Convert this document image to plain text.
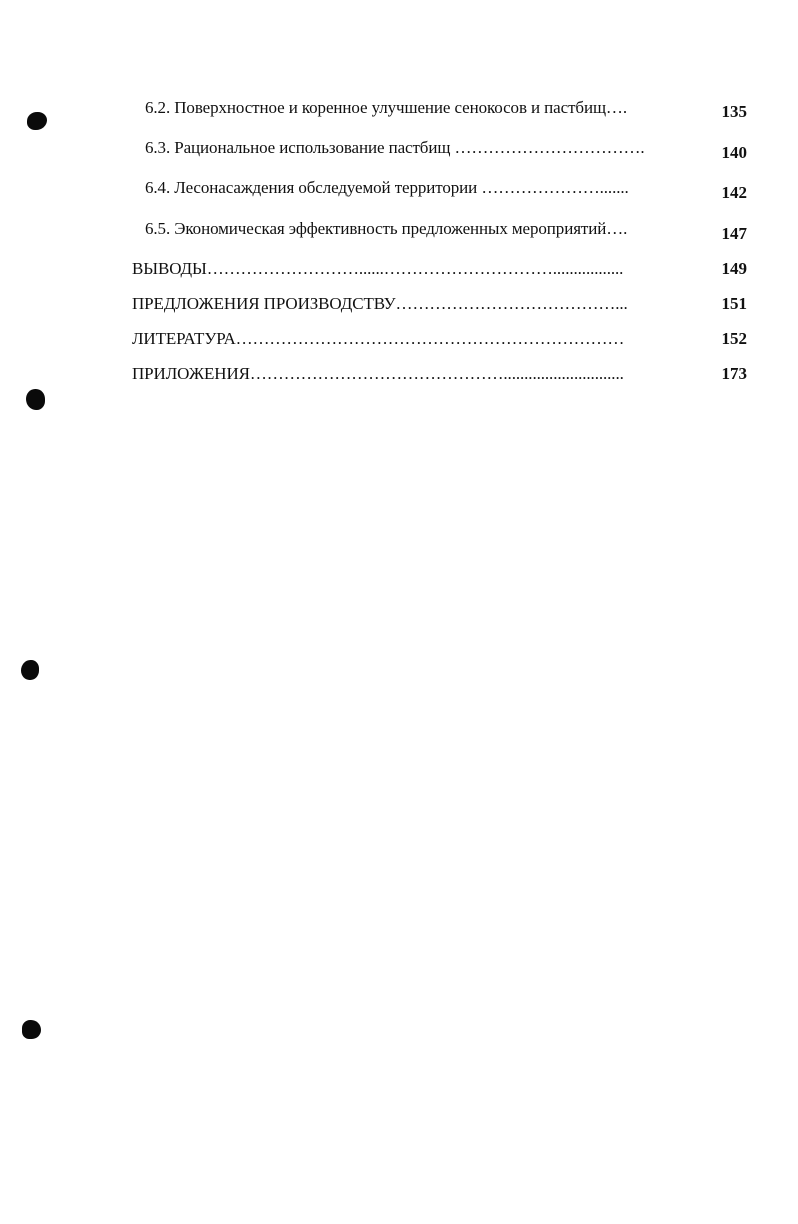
6.2. Поверхностное и коренное улучшение сенокосов и пастбищ….	135
6.3. Рациональное использование пастбищ …………………………….	140
6.4. Лесонасаждения обследуемой территории ………………….......	142
6.5. Экономическая эффективность предложенных мероприятий….	147
ВЫВОДЫ………………………......………………………….................	149
ПРЕДЛОЖЕНИЯ ПРОИЗВОДСТВУ…………………………………...	151
ЛИТЕРАТУРА……………………………………………………………	152
ПРИЛОЖЕНИЯ……………………………………….............................	173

....................

**WORK REQUIRED**. List every line above that holds the word "пастбищ".

**FINAL ANSWER**.
6.2. Поверхностное и коренное улучшение сенокосов и пастбищ….	135
6.3. Рациональное использование пастбищ …………………………….	140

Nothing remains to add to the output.